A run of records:

------------

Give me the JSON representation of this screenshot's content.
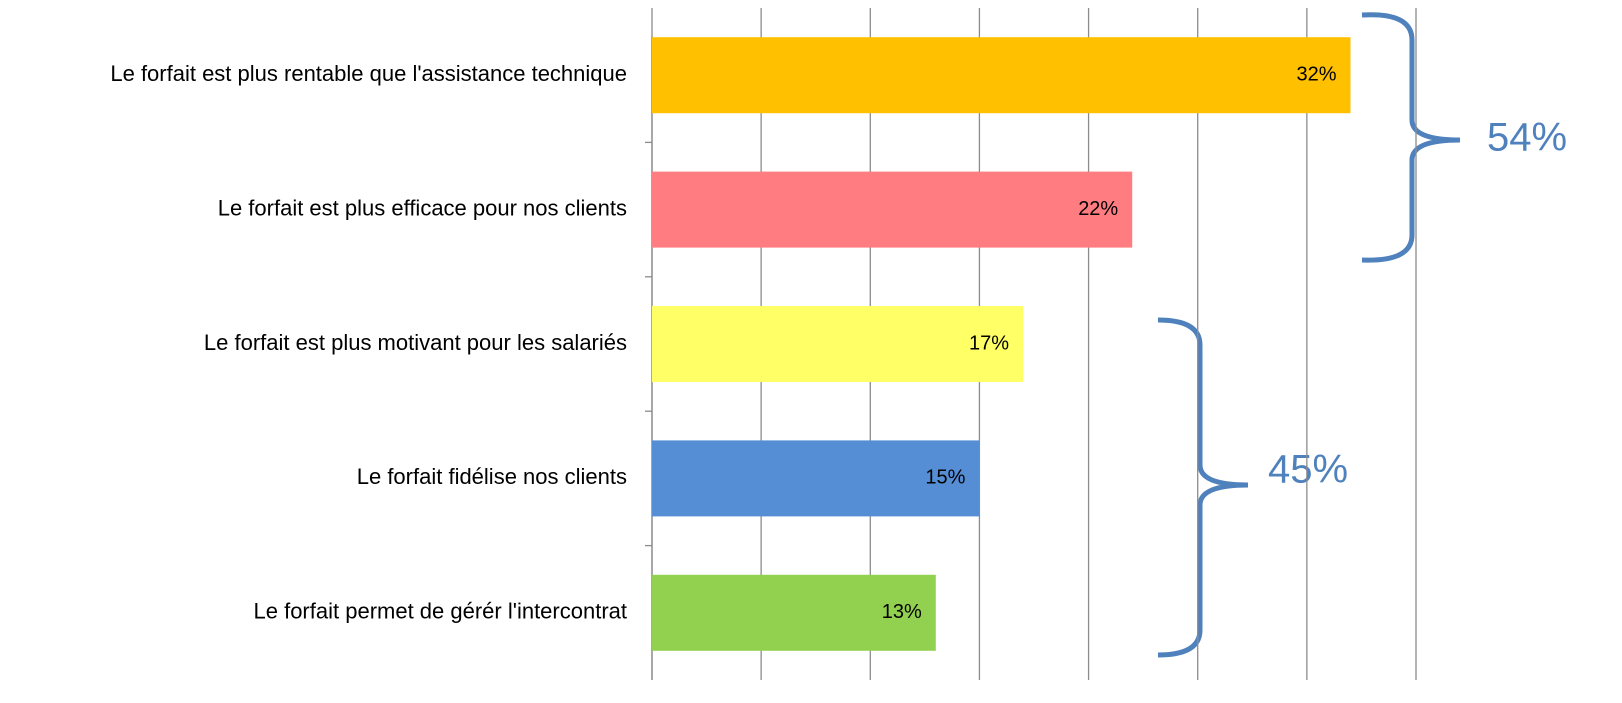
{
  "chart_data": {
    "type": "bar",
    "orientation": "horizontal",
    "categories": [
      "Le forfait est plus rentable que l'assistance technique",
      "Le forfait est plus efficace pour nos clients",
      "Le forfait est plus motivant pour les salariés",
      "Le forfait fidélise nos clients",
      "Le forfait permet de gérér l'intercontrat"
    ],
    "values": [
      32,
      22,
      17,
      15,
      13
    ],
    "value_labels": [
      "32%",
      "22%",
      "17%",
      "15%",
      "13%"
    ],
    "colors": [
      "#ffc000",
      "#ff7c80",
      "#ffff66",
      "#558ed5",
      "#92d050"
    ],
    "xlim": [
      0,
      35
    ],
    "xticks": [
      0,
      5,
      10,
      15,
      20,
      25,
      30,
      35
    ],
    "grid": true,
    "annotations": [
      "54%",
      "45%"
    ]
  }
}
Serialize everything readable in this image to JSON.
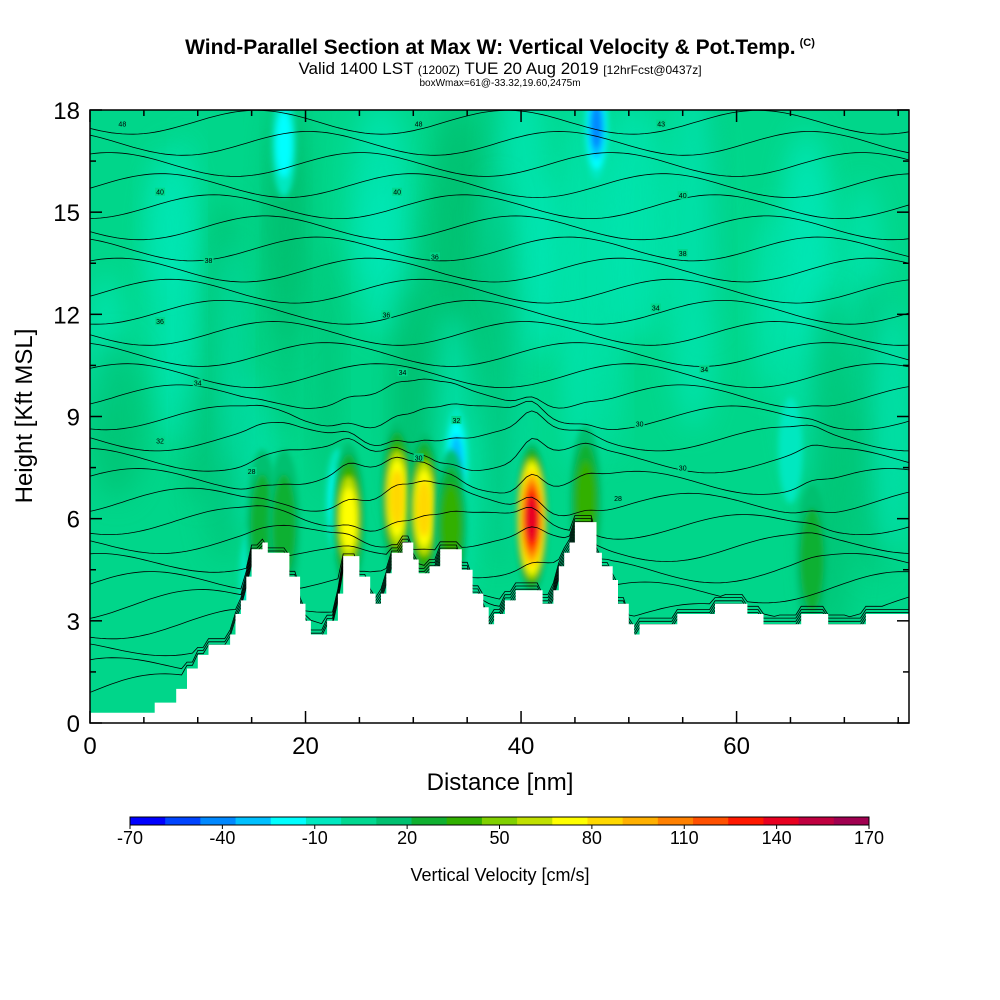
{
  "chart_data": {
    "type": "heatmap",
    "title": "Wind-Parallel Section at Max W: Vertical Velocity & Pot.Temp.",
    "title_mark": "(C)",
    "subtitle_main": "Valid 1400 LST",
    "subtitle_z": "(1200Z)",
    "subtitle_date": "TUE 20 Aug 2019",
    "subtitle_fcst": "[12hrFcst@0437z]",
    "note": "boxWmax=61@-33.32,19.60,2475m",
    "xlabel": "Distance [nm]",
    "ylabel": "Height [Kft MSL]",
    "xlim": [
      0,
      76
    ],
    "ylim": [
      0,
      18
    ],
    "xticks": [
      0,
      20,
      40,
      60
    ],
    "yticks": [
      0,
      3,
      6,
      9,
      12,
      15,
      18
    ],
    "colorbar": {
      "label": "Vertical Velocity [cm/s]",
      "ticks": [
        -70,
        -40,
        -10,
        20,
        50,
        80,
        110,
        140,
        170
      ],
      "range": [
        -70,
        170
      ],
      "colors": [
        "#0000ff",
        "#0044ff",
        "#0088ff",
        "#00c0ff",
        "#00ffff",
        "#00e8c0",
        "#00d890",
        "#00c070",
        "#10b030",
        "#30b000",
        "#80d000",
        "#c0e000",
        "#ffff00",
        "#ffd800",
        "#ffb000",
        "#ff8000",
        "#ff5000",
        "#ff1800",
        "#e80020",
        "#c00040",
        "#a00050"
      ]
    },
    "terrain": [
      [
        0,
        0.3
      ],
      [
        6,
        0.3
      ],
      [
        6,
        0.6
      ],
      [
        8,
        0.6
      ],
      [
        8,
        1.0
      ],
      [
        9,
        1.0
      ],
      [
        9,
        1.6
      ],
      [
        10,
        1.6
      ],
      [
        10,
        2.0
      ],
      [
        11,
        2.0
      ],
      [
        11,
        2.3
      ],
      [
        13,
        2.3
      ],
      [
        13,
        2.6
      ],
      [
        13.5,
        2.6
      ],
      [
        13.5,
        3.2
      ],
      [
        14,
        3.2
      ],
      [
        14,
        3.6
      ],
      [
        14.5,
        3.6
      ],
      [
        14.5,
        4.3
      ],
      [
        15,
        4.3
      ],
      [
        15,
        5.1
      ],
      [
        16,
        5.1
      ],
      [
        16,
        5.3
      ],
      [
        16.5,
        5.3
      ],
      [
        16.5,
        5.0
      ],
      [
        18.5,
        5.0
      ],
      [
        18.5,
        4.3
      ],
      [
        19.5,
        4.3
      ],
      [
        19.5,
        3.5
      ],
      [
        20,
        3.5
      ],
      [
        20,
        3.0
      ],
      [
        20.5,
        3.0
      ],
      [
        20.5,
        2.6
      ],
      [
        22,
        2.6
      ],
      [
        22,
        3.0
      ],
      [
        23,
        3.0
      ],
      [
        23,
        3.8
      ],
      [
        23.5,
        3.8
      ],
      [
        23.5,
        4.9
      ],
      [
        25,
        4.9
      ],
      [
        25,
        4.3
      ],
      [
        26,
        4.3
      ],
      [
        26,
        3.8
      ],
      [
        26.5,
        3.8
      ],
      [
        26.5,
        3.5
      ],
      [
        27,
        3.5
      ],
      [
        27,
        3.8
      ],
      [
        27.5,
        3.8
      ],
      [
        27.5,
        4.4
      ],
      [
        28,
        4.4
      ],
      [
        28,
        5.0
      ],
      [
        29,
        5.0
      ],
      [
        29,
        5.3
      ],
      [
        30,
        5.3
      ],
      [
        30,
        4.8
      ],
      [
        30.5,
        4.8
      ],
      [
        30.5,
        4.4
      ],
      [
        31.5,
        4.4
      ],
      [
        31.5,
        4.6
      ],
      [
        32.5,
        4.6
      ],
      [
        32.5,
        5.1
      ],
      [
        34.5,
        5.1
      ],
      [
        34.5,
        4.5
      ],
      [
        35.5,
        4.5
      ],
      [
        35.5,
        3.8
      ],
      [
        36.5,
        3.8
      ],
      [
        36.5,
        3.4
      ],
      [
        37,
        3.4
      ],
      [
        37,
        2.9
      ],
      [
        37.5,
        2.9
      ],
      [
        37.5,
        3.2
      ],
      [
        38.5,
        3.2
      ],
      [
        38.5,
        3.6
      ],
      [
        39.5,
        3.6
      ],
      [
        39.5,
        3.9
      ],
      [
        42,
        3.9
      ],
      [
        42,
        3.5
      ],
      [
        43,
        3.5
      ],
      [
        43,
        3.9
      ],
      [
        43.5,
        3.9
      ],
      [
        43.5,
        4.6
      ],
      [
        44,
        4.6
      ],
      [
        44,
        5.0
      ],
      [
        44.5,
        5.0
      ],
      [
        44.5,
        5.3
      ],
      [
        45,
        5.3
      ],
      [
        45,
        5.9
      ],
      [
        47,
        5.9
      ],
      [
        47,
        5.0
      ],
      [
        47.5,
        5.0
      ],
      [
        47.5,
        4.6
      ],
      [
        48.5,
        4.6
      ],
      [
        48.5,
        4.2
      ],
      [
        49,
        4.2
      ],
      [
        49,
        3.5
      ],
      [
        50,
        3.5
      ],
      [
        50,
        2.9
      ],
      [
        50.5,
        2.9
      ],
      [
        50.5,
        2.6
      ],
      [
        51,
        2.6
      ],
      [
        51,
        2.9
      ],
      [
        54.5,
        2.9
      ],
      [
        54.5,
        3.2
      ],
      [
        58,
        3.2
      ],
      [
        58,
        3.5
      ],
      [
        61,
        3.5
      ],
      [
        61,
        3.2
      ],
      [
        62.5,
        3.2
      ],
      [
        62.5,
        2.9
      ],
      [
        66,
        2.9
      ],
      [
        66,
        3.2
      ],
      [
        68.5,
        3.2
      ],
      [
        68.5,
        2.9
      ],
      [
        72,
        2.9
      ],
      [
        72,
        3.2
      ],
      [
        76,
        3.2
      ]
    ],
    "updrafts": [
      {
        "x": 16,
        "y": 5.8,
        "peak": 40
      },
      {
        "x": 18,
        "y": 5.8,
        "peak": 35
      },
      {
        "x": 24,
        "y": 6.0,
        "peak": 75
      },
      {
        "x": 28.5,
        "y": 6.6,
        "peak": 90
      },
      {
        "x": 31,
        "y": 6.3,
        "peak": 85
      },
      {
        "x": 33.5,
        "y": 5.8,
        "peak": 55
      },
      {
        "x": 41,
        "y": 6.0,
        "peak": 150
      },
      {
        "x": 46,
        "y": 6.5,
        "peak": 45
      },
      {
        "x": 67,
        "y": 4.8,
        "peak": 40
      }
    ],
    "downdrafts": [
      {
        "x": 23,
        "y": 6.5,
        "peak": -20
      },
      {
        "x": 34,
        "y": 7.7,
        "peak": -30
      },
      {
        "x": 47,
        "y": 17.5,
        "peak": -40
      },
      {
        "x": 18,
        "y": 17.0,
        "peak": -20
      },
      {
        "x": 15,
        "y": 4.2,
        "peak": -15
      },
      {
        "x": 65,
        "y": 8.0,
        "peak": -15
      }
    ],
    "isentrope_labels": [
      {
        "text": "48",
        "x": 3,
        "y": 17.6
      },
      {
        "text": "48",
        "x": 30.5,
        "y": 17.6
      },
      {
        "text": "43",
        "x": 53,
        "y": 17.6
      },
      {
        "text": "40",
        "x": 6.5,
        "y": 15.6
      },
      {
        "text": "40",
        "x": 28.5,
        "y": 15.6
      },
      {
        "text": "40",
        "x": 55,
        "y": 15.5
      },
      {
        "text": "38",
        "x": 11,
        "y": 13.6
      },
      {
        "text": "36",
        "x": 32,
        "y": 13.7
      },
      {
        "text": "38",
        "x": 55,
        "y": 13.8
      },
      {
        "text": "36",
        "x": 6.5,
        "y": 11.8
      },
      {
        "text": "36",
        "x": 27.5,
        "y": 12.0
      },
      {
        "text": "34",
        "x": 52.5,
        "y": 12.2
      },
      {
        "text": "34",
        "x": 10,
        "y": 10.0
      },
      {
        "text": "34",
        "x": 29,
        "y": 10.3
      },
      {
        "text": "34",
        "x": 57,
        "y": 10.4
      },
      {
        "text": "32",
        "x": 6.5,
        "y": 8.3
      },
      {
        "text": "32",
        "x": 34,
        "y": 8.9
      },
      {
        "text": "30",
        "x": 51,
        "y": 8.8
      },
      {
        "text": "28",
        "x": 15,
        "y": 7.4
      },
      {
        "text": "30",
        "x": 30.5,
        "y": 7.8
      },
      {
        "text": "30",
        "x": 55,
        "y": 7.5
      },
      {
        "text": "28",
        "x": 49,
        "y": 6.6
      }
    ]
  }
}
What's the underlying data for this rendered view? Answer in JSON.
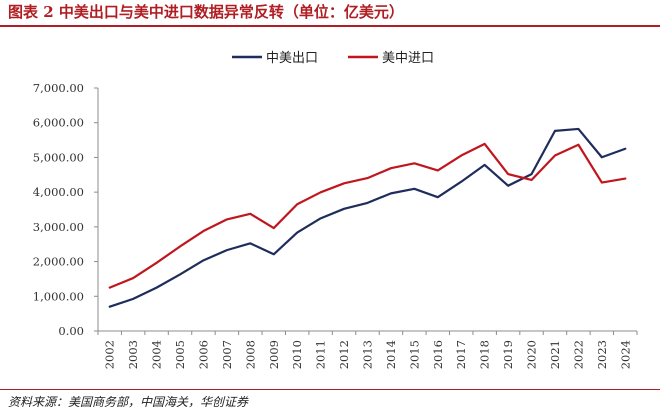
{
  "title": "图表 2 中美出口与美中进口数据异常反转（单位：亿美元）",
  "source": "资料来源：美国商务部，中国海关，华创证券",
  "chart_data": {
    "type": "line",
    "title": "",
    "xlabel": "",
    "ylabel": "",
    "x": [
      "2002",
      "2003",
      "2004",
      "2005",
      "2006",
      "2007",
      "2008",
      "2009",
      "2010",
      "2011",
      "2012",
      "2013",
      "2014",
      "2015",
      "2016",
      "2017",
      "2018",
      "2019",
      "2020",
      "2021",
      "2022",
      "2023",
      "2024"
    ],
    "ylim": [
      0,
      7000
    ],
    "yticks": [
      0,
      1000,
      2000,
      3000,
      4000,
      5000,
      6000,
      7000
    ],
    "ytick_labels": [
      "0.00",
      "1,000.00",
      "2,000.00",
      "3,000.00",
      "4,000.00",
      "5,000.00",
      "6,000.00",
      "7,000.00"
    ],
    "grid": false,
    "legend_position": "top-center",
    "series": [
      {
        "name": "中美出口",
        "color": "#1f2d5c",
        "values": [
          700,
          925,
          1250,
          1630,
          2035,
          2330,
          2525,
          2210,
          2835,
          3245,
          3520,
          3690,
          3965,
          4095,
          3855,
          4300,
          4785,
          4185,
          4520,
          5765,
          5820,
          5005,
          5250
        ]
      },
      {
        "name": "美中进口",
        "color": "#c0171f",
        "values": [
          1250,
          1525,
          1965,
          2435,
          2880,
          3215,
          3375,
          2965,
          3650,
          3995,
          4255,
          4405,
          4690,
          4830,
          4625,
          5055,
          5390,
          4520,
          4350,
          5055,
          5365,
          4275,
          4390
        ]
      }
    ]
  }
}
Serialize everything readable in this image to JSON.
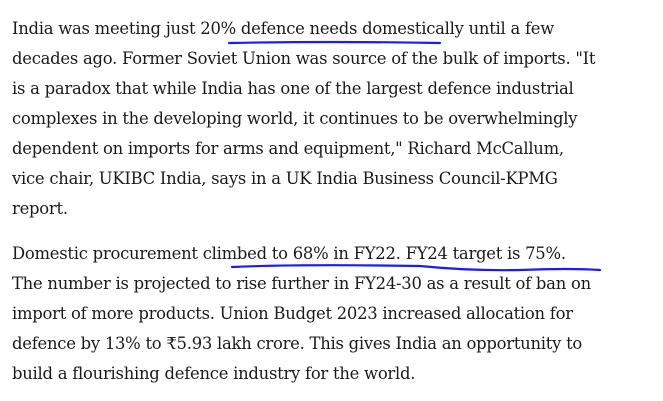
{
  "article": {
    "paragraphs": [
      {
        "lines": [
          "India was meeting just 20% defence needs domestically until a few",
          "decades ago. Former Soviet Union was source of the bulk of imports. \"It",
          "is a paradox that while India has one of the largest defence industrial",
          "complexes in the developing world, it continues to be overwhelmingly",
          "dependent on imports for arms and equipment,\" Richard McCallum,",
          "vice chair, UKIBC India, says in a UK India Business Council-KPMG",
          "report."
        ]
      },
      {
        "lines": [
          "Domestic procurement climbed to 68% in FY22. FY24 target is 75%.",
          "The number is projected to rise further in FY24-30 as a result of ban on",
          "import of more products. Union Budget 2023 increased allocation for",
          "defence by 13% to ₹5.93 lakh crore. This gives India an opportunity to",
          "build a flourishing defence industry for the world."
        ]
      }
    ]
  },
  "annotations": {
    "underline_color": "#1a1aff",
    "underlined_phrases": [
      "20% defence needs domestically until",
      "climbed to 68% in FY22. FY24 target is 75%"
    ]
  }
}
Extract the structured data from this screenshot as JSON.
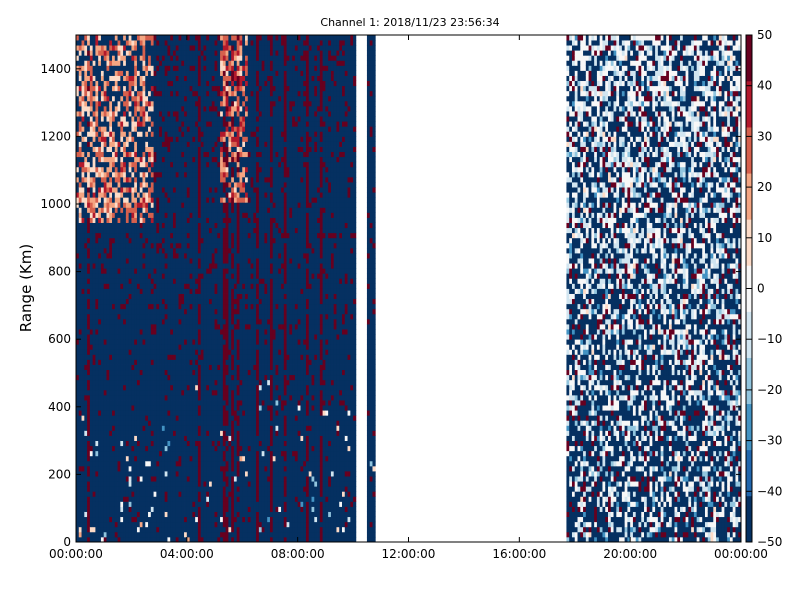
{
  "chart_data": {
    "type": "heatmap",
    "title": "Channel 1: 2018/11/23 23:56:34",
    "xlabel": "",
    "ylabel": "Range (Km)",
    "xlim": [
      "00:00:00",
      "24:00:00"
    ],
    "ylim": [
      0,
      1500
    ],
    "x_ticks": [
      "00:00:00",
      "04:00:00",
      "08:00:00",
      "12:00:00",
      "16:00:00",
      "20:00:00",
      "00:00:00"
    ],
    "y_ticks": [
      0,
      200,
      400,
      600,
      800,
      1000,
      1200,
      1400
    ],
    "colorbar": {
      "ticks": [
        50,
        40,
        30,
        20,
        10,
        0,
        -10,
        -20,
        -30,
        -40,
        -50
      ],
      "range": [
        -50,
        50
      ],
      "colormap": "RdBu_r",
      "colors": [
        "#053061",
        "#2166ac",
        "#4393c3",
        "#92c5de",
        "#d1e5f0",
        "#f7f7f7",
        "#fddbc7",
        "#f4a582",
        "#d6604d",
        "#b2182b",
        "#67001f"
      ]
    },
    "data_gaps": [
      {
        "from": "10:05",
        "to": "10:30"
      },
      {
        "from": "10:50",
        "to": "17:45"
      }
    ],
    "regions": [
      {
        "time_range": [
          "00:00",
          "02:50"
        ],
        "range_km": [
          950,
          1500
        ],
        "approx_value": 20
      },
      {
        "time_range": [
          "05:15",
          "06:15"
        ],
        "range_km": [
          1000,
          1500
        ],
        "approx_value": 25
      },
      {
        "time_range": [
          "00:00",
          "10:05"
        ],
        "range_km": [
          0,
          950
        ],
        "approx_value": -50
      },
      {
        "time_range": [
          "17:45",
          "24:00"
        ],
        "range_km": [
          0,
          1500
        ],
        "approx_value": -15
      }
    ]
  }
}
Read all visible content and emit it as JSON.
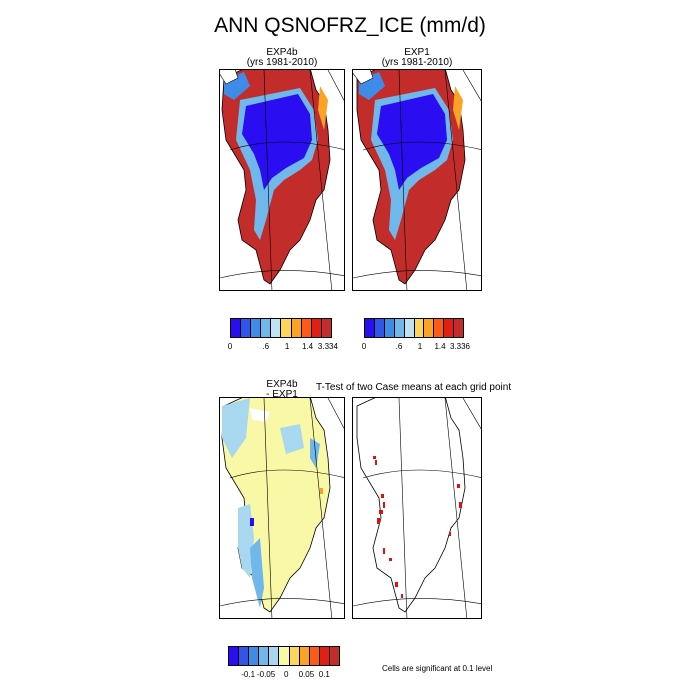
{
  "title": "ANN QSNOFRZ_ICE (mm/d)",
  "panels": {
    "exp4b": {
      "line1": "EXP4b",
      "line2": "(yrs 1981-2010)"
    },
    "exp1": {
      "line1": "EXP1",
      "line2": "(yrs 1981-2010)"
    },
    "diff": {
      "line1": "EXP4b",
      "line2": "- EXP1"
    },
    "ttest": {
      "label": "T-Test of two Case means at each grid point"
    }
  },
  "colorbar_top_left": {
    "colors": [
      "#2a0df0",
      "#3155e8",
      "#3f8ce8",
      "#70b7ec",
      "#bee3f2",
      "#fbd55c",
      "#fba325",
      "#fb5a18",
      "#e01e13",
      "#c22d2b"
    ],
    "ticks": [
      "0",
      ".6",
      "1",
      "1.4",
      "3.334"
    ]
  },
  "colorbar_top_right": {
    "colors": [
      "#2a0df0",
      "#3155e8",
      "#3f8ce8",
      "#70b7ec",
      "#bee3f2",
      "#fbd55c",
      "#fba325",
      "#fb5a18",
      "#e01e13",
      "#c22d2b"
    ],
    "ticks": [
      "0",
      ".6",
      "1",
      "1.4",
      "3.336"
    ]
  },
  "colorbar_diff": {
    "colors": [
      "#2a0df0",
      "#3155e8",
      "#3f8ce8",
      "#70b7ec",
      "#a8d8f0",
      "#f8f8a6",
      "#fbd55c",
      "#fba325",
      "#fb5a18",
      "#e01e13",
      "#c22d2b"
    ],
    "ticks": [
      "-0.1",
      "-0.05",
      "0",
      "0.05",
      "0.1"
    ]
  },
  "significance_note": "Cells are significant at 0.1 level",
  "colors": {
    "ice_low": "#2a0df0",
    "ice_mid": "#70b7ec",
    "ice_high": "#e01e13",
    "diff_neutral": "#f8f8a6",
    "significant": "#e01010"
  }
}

------------

## Written task
Each line that holds the word "target" should be extracted from the records.

## Answer below
          "Domestic procurement climbed to 68% in FY22. FY24 target is 75%.",
      "climbed to 68% in FY22. FY24 target is 75%"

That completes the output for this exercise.